What needs to be done:
Review the material and extract every line in which the word "JSON" occurs.

[Figure record listings]
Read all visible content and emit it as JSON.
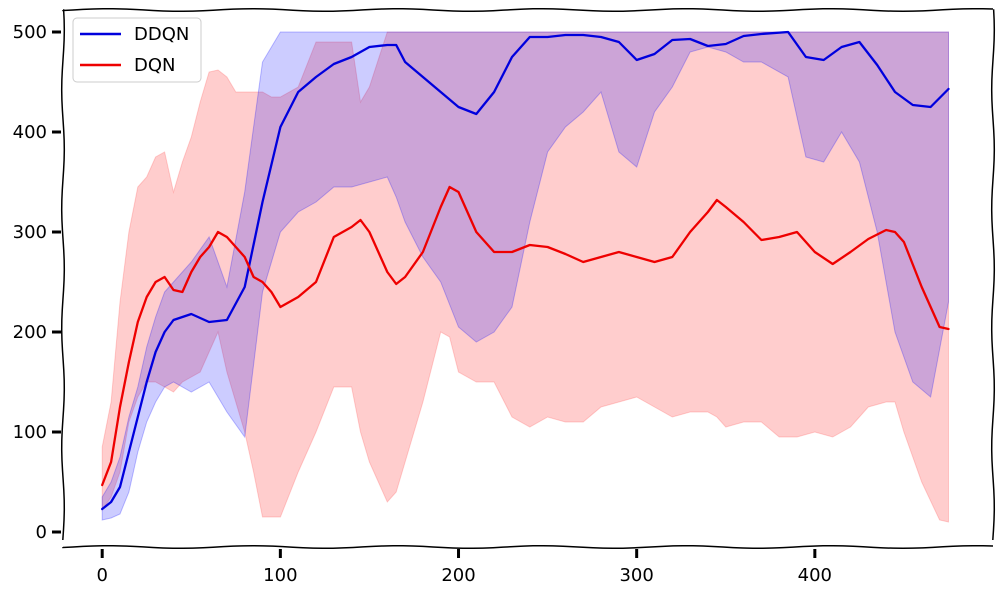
{
  "chart_data": {
    "type": "line",
    "title": "",
    "xlabel": "",
    "ylabel": "",
    "xlim": [
      -22,
      500
    ],
    "ylim": [
      -15,
      522
    ],
    "xticks": [
      0,
      100,
      200,
      300,
      400
    ],
    "yticks": [
      0,
      100,
      200,
      300,
      400,
      500
    ],
    "grid": false,
    "legend_position": "top-left",
    "series": [
      {
        "name": "DDQN",
        "color": "#0000dd",
        "band_color": "#0000ff",
        "x": [
          0,
          5,
          10,
          15,
          20,
          25,
          30,
          35,
          40,
          50,
          60,
          70,
          80,
          90,
          100,
          110,
          120,
          130,
          140,
          150,
          160,
          165,
          170,
          180,
          190,
          200,
          210,
          220,
          230,
          240,
          250,
          260,
          270,
          280,
          290,
          300,
          310,
          320,
          330,
          340,
          350,
          360,
          370,
          385,
          395,
          405,
          415,
          425,
          435,
          445,
          455,
          465,
          475
        ],
        "mean": [
          23,
          30,
          45,
          80,
          115,
          150,
          180,
          200,
          212,
          218,
          210,
          212,
          245,
          330,
          405,
          440,
          455,
          468,
          475,
          485,
          487,
          487,
          470,
          455,
          440,
          425,
          418,
          440,
          475,
          495,
          495,
          497,
          497,
          495,
          490,
          472,
          478,
          492,
          493,
          486,
          488,
          496,
          498,
          500,
          475,
          472,
          485,
          490,
          467,
          440,
          427,
          425,
          443
        ],
        "lower": [
          12,
          14,
          18,
          40,
          80,
          110,
          130,
          145,
          150,
          140,
          150,
          120,
          95,
          240,
          300,
          320,
          330,
          345,
          345,
          350,
          355,
          335,
          310,
          275,
          250,
          205,
          190,
          200,
          225,
          310,
          380,
          405,
          420,
          440,
          380,
          365,
          420,
          445,
          480,
          485,
          480,
          470,
          470,
          455,
          375,
          370,
          400,
          370,
          300,
          200,
          150,
          135,
          230
        ],
        "upper": [
          35,
          50,
          75,
          115,
          145,
          185,
          215,
          240,
          250,
          270,
          295,
          245,
          340,
          470,
          500,
          500,
          500,
          500,
          500,
          500,
          500,
          500,
          500,
          500,
          500,
          500,
          500,
          500,
          500,
          500,
          500,
          500,
          500,
          500,
          500,
          500,
          500,
          500,
          500,
          500,
          500,
          500,
          500,
          500,
          500,
          500,
          500,
          500,
          500,
          500,
          500,
          500,
          500
        ]
      },
      {
        "name": "DQN",
        "color": "#ee0000",
        "band_color": "#ff4a4a",
        "x": [
          0,
          5,
          10,
          15,
          20,
          25,
          30,
          35,
          40,
          45,
          50,
          55,
          60,
          65,
          70,
          75,
          80,
          85,
          90,
          95,
          100,
          110,
          120,
          130,
          140,
          145,
          150,
          160,
          165,
          170,
          180,
          190,
          195,
          200,
          210,
          220,
          230,
          240,
          250,
          260,
          270,
          280,
          290,
          300,
          310,
          320,
          330,
          340,
          345,
          350,
          360,
          370,
          380,
          390,
          400,
          410,
          420,
          430,
          440,
          445,
          450,
          460,
          470,
          475
        ],
        "mean": [
          47,
          70,
          125,
          170,
          210,
          235,
          250,
          255,
          242,
          240,
          260,
          275,
          285,
          300,
          295,
          285,
          275,
          255,
          250,
          240,
          225,
          235,
          250,
          295,
          305,
          312,
          300,
          260,
          248,
          255,
          280,
          325,
          345,
          340,
          300,
          280,
          280,
          287,
          285,
          278,
          270,
          275,
          280,
          275,
          270,
          275,
          300,
          320,
          332,
          325,
          310,
          292,
          295,
          300,
          280,
          268,
          280,
          293,
          302,
          300,
          290,
          245,
          205,
          203
        ],
        "lower": [
          22,
          35,
          60,
          110,
          135,
          150,
          150,
          145,
          140,
          150,
          155,
          160,
          180,
          200,
          160,
          130,
          100,
          60,
          15,
          15,
          15,
          60,
          100,
          145,
          145,
          100,
          70,
          30,
          40,
          70,
          130,
          200,
          195,
          160,
          150,
          150,
          115,
          105,
          115,
          110,
          110,
          125,
          130,
          135,
          125,
          115,
          120,
          120,
          115,
          105,
          110,
          110,
          95,
          95,
          100,
          95,
          105,
          125,
          130,
          130,
          100,
          50,
          12,
          10
        ],
        "upper": [
          85,
          130,
          230,
          300,
          345,
          355,
          375,
          380,
          340,
          370,
          395,
          430,
          460,
          462,
          455,
          440,
          440,
          440,
          440,
          435,
          435,
          445,
          490,
          490,
          490,
          430,
          445,
          500,
          500,
          500,
          500,
          500,
          500,
          500,
          500,
          500,
          500,
          500,
          500,
          500,
          500,
          500,
          500,
          500,
          500,
          500,
          500,
          500,
          500,
          500,
          500,
          500,
          500,
          500,
          500,
          500,
          500,
          500,
          500,
          500,
          500,
          500,
          500,
          500
        ]
      }
    ]
  }
}
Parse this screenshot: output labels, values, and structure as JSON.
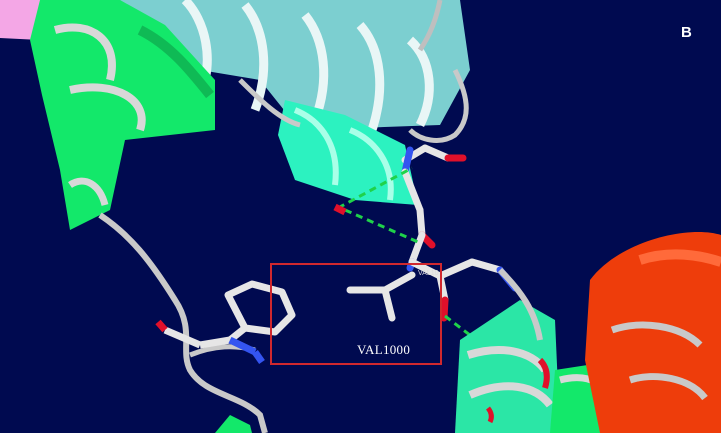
{
  "figure": {
    "panel_label": "B",
    "highlighted_residue": "VAL1000",
    "small_residue_label": "VAL10",
    "colors": {
      "background": "#000a50",
      "helix_green": "#13e86a",
      "helix_teal": "#2cf2c0",
      "helix_cyan": "#8fdada",
      "helix_red": "#ee3d0b",
      "helix_pink": "#f4a7e6",
      "backbone": "#c9c9c9",
      "carbon": "#e6e6e6",
      "nitrogen": "#3455f0",
      "oxygen": "#e0102a",
      "hbond": "#1fd24a",
      "highlight_box": "#d0282e"
    }
  }
}
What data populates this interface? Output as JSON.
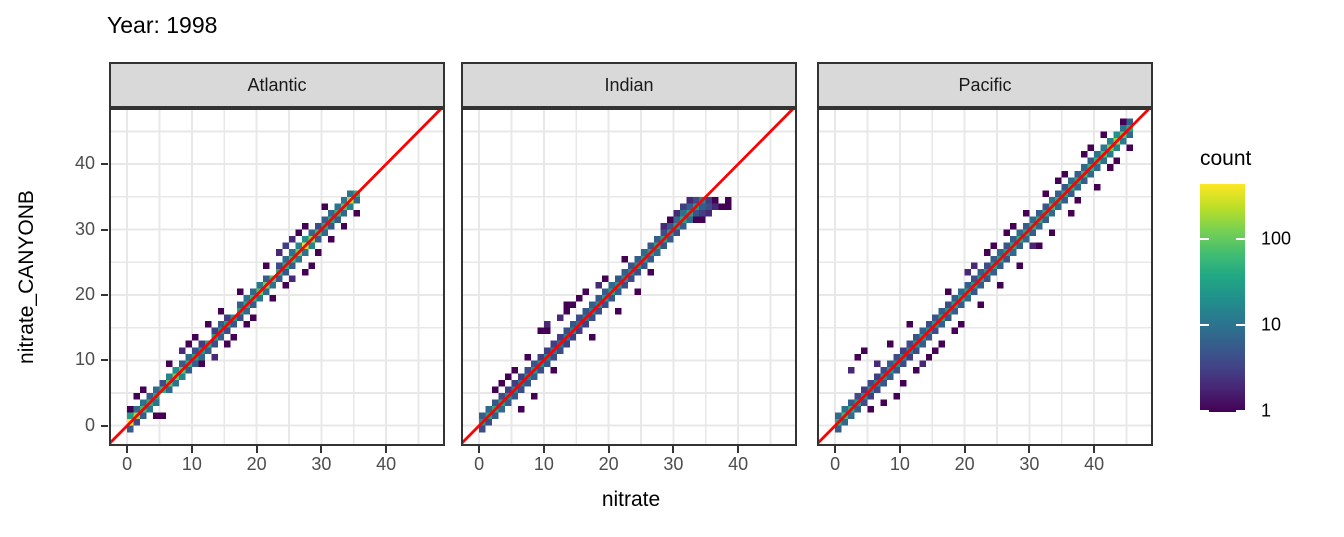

Right answer:
Read all visible content and emit it as JSON.
Parse this screenshot: output labels, values, and structure as JSON.
What data populates this interface? Output as JSON.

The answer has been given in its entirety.